--- START Excerpted data ---

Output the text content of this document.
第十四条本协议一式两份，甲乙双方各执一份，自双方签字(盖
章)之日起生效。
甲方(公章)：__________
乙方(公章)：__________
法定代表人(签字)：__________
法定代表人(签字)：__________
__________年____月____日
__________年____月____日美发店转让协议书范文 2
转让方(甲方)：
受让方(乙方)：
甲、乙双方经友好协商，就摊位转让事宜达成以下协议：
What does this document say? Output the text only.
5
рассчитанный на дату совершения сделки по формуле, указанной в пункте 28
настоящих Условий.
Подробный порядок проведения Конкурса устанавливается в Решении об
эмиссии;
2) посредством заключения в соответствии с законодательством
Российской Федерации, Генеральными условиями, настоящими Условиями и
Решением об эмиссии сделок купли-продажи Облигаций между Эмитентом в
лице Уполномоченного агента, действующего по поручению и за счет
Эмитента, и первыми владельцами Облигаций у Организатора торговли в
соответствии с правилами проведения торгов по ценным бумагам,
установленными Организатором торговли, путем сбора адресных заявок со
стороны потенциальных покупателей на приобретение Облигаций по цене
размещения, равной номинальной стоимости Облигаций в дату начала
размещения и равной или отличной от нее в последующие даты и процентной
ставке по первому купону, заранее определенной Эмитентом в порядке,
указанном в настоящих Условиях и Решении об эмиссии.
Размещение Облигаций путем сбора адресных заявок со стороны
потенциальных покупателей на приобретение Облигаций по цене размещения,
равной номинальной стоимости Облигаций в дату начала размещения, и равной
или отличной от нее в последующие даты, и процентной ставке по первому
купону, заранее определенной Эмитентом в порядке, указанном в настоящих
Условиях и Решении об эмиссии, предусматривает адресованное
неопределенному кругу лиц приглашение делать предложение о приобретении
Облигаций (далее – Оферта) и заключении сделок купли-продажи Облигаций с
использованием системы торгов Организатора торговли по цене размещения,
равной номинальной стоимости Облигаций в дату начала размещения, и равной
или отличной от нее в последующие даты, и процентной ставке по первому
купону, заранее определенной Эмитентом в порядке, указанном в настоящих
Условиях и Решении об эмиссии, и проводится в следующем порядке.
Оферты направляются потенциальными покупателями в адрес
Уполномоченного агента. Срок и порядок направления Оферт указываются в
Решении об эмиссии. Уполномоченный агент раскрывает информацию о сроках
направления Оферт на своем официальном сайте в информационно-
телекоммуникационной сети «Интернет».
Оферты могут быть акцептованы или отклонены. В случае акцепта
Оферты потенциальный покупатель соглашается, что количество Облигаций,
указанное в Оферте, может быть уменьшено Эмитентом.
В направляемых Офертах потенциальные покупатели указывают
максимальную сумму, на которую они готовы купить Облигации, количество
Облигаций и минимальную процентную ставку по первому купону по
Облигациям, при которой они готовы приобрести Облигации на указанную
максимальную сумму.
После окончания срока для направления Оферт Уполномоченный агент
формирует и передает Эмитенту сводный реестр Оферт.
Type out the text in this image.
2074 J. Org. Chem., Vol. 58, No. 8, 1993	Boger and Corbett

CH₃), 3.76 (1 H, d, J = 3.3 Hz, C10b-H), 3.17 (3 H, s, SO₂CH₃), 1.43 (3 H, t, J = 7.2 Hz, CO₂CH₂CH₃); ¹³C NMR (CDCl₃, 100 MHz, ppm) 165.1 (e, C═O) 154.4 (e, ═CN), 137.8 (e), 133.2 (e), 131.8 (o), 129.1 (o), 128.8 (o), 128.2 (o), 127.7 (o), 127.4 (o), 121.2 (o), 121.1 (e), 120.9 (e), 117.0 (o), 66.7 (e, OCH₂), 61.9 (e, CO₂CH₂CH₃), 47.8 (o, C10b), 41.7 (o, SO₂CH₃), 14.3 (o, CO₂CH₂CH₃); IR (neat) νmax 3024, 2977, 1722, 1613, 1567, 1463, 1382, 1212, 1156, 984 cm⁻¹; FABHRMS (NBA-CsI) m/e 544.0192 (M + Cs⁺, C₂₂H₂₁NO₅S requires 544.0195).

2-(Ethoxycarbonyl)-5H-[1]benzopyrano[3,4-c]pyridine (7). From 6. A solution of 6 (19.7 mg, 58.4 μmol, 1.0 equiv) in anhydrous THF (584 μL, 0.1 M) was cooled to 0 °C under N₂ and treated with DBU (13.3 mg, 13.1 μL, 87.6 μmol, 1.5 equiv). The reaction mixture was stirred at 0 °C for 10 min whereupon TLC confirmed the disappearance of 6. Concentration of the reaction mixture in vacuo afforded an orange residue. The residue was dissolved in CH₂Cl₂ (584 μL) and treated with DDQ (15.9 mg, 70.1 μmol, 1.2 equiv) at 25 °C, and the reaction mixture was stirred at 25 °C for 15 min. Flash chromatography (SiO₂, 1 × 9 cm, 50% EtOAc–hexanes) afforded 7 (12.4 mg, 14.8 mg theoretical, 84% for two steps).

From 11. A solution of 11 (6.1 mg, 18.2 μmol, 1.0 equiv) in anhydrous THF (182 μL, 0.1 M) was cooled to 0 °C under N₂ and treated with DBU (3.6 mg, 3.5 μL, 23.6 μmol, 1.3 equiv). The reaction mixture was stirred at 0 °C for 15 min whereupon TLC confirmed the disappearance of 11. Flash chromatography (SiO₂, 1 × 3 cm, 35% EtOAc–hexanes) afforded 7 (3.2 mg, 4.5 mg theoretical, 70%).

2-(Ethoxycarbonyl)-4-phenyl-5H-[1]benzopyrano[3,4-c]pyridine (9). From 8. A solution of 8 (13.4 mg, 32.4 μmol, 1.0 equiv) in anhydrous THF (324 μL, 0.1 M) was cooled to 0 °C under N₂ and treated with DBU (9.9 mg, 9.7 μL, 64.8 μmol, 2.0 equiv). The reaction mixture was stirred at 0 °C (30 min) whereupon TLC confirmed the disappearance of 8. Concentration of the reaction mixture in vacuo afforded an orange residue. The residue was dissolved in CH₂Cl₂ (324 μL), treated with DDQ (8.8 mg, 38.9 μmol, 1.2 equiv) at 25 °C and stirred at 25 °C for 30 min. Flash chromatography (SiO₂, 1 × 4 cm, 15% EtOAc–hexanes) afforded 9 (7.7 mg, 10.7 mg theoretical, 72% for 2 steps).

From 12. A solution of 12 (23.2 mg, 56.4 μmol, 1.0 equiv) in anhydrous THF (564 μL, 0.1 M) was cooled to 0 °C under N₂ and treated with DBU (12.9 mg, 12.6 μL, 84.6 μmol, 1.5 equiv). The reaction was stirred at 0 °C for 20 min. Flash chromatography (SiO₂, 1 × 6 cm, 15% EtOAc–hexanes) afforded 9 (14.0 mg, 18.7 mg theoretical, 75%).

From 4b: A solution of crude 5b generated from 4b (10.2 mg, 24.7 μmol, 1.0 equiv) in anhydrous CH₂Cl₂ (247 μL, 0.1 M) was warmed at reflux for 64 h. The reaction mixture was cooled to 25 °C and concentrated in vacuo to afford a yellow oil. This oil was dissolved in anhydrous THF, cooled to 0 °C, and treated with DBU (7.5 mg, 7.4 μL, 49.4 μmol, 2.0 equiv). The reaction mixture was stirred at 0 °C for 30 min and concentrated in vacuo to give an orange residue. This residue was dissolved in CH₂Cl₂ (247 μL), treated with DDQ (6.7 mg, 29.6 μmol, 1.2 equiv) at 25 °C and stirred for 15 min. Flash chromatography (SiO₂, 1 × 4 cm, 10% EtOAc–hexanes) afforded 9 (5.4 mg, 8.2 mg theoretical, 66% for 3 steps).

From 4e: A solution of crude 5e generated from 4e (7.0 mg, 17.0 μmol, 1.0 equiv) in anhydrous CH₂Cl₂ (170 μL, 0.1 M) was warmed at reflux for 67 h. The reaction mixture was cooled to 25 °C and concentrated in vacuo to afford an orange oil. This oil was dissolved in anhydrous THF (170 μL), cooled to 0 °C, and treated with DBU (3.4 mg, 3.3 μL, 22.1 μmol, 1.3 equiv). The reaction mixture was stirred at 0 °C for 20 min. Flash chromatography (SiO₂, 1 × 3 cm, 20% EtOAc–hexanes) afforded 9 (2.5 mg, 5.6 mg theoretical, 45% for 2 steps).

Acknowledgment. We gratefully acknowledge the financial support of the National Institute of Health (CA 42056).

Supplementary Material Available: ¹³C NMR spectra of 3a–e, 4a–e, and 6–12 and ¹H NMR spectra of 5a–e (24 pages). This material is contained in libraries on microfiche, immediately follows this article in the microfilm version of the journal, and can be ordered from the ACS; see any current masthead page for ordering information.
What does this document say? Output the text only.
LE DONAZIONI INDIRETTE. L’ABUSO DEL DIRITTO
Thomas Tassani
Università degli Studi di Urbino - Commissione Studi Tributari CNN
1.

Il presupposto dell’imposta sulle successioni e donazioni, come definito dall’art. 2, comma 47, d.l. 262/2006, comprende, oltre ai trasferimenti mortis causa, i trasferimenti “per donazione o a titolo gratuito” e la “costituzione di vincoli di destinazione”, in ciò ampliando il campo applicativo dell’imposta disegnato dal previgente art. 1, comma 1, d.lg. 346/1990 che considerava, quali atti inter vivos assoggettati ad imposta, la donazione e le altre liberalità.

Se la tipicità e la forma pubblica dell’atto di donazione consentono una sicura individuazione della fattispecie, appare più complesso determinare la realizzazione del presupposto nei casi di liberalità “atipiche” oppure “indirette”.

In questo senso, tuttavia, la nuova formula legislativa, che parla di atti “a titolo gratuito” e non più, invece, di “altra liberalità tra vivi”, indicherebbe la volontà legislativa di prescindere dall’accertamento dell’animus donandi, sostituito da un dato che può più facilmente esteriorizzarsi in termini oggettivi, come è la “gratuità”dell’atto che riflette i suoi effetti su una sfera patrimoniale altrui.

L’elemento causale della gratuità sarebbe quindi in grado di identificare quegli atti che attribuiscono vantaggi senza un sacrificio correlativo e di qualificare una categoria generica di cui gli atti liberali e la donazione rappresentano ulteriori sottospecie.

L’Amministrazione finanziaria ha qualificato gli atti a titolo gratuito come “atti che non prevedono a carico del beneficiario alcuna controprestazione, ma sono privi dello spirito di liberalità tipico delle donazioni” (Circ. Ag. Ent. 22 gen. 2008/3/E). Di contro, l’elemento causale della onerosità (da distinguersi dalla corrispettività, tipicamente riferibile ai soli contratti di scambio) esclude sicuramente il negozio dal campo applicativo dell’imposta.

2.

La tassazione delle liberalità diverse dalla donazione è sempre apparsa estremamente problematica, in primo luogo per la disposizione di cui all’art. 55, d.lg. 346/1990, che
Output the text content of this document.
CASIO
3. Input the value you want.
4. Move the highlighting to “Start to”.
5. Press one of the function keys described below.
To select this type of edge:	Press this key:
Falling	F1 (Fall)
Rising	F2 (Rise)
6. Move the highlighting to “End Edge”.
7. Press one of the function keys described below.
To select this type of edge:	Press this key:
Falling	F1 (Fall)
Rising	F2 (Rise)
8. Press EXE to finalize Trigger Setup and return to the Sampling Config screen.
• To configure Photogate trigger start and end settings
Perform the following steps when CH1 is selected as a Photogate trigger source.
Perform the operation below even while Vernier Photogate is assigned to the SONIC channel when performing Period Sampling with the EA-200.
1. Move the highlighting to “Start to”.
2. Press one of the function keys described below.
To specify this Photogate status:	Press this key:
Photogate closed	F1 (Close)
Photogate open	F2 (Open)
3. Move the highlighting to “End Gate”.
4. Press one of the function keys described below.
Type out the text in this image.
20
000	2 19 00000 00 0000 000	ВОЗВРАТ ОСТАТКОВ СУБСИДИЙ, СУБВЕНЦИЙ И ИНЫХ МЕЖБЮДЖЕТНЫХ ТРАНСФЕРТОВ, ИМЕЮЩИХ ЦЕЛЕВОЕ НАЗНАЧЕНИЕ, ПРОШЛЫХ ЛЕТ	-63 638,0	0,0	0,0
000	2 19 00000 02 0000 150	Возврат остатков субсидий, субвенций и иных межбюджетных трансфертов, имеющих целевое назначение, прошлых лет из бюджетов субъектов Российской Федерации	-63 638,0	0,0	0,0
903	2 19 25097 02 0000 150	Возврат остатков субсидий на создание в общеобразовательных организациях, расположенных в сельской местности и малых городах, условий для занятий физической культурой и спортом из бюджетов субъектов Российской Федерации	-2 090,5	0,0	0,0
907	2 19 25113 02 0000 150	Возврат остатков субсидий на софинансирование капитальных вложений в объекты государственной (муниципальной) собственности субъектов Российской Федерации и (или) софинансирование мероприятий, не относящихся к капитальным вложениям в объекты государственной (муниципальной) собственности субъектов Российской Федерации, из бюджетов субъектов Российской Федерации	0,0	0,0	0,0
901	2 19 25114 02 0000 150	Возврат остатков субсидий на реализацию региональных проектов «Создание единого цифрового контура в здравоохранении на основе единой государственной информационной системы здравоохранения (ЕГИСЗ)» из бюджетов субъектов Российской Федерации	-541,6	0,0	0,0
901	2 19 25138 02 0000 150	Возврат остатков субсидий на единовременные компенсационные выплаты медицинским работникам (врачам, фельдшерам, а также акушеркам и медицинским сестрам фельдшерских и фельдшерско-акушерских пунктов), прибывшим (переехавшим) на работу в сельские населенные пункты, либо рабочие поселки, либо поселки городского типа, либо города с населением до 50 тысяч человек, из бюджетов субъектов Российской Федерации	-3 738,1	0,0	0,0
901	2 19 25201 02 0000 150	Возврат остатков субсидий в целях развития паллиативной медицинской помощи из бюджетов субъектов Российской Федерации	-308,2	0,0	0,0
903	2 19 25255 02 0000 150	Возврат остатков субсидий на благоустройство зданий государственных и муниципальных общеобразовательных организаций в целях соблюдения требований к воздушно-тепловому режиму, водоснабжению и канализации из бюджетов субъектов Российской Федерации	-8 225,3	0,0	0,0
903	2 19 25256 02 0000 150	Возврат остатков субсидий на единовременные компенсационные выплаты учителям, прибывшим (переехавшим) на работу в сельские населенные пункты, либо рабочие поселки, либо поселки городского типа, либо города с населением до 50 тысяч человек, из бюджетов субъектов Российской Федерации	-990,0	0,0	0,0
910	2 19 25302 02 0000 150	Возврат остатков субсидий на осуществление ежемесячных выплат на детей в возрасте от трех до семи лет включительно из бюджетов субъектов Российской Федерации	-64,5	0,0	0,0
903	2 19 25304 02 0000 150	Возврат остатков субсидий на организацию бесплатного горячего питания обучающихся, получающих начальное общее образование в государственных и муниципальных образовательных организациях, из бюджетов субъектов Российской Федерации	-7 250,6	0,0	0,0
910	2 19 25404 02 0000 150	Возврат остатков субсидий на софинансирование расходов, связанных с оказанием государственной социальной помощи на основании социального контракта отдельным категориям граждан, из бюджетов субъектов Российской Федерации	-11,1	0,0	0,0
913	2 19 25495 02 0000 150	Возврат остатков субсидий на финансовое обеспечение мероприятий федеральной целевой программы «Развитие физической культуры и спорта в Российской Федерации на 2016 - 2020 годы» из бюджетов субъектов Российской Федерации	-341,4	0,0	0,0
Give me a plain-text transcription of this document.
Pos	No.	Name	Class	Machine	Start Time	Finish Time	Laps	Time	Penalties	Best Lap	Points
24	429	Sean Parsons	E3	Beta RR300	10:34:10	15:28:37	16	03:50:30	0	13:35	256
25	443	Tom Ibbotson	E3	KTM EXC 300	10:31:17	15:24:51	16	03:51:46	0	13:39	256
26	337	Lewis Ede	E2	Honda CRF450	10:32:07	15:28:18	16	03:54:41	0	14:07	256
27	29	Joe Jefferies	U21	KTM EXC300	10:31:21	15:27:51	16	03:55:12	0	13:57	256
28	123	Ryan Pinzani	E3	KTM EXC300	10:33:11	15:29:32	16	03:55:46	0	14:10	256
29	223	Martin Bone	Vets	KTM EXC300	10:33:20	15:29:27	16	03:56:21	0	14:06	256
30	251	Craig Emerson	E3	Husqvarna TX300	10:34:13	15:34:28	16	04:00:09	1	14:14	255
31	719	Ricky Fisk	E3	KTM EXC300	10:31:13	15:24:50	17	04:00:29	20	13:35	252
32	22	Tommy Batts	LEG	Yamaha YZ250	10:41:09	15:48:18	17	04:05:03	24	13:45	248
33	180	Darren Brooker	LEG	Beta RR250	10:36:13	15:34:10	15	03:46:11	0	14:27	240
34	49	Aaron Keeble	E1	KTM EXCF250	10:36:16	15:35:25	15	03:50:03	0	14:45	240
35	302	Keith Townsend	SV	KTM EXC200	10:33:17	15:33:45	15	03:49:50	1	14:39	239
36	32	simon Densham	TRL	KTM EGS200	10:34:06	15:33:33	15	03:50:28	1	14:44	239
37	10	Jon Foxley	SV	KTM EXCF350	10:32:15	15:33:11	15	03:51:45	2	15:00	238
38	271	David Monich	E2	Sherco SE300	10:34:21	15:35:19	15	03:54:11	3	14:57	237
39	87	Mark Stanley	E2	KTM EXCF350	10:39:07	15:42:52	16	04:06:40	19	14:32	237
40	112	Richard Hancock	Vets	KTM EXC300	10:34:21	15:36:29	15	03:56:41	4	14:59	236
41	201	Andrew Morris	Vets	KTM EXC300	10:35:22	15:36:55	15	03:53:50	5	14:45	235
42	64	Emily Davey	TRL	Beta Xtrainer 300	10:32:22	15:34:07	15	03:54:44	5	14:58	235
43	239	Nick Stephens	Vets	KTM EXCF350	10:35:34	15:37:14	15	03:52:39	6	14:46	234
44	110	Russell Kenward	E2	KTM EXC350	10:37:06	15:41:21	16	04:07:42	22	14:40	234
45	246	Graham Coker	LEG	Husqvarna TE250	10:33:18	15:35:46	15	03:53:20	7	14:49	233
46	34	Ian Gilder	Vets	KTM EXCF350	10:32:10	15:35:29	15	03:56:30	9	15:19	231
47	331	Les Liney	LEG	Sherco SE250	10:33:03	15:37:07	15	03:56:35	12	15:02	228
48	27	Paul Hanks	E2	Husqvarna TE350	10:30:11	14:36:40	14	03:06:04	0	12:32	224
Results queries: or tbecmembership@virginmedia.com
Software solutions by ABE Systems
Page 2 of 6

--- END Excerpted data ---

**Written instruction**:
Pick out the lines that have the word "государственных". Copy them all.

**Result for this exercise**:
903	2 19 25255 02 0000 150	Возврат остатков субсидий на благоустройство зданий государственных и муниципальных общеобразовательных организаций в целях соблюдения требований к воздушно-тепловому режиму, водоснабжению и канализации из бюджетов субъектов Российской Федерации	-8 225,3	0,0	0,0
903	2 19 25304 02 0000 150	Возврат остатков субсидий на организацию бесплатного горячего питания обучающихся, получающих начальное общее образование в государственных и муниципальных образовательных организациях, из бюджетов субъектов Российской Федерации	-7 250,6	0,0	0,0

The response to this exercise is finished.